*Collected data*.
^^^^

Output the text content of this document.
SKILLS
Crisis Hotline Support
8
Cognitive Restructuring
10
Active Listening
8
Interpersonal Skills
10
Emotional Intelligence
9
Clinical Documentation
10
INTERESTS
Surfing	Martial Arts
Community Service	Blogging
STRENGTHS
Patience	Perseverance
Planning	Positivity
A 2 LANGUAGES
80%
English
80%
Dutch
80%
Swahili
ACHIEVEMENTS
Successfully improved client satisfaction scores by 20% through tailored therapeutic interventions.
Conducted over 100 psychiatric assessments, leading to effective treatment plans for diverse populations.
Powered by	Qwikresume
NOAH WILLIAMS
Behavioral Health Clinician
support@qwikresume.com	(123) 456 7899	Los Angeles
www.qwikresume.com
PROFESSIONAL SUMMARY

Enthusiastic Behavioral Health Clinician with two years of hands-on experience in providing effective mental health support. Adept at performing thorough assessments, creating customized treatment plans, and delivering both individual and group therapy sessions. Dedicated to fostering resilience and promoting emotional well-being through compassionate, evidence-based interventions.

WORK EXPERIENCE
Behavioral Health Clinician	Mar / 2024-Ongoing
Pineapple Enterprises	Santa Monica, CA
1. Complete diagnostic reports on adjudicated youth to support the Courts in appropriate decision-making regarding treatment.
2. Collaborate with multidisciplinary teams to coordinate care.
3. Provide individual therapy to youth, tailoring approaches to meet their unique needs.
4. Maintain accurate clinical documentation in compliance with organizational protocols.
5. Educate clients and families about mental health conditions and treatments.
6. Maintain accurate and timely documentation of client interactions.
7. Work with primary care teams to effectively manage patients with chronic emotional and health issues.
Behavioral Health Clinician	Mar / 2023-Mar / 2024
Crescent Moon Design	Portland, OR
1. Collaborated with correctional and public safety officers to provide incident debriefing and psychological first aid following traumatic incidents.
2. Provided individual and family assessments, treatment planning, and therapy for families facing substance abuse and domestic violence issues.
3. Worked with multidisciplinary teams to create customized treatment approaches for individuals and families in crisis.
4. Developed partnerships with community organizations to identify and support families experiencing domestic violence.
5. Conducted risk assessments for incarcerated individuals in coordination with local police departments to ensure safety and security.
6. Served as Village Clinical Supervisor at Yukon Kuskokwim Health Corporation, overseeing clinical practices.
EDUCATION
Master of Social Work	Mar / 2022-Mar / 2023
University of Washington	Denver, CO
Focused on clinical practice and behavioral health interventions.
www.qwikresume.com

^^^^

*ABOUT THIS EXERCISE*.
Could you reproduce every record above exactly as it stands?

*EXERCISE RESPONSE*.
Output the text content of this document.
SKILLS
Crisis Hotline Support
8
Cognitive Restructuring
10
Active Listening
8
Interpersonal Skills
10
Emotional Intelligence
9
Clinical Documentation
10
INTERESTS
Surfing	Martial Arts
Community Service	Blogging
STRENGTHS
Patience	Perseverance
Planning	Positivity
A 2 LANGUAGES
80%
English
80%
Dutch
80%
Swahili
ACHIEVEMENTS
Successfully improved client satisfaction scores by 20% through tailored therapeutic interventions.
Conducted over 100 psychiatric assessments, leading to effective treatment plans for diverse populations.
Powered by	Qwikresume
NOAH WILLIAMS
Behavioral Health Clinician
support@qwikresume.com	(123) 456 7899	Los Angeles
www.qwikresume.com
PROFESSIONAL SUMMARY

Enthusiastic Behavioral Health Clinician with two years of hands-on experience in providing effective mental health support. Adept at performing thorough assessments, creating customized treatment plans, and delivering both individual and group therapy sessions. Dedicated to fostering resilience and promoting emotional well-being through compassionate, evidence-based interventions.

WORK EXPERIENCE
Behavioral Health Clinician	Mar / 2024-Ongoing
Pineapple Enterprises	Santa Monica, CA
1. Complete diagnostic reports on adjudicated youth to support the Courts in appropriate decision-making regarding treatment.
2. Collaborate with multidisciplinary teams to coordinate care.
3. Provide individual therapy to youth, tailoring approaches to meet their unique needs.
4. Maintain accurate clinical documentation in compliance with organizational protocols.
5. Educate clients and families about mental health conditions and treatments.
6. Maintain accurate and timely documentation of client interactions.
7. Work with primary care teams to effectively manage patients with chronic emotional and health issues.
Behavioral Health Clinician	Mar / 2023-Mar / 2024
Crescent Moon Design	Portland, OR
1. Collaborated with correctional and public safety officers to provide incident debriefing and psychological first aid following traumatic incidents.
2. Provided individual and family assessments, treatment planning, and therapy for families facing substance abuse and domestic violence issues.
3. Worked with multidisciplinary teams to create customized treatment approaches for individuals and families in crisis.
4. Developed partnerships with community organizations to identify and support families experiencing domestic violence.
5. Conducted risk assessments for incarcerated individuals in coordination with local police departments to ensure safety and security.
6. Served as Village Clinical Supervisor at Yukon Kuskokwim Health Corporation, overseeing clinical practices.
EDUCATION
Master of Social Work	Mar / 2022-Mar / 2023
University of Washington	Denver, CO
Focused on clinical practice and behavioral health interventions.
www.qwikresume.com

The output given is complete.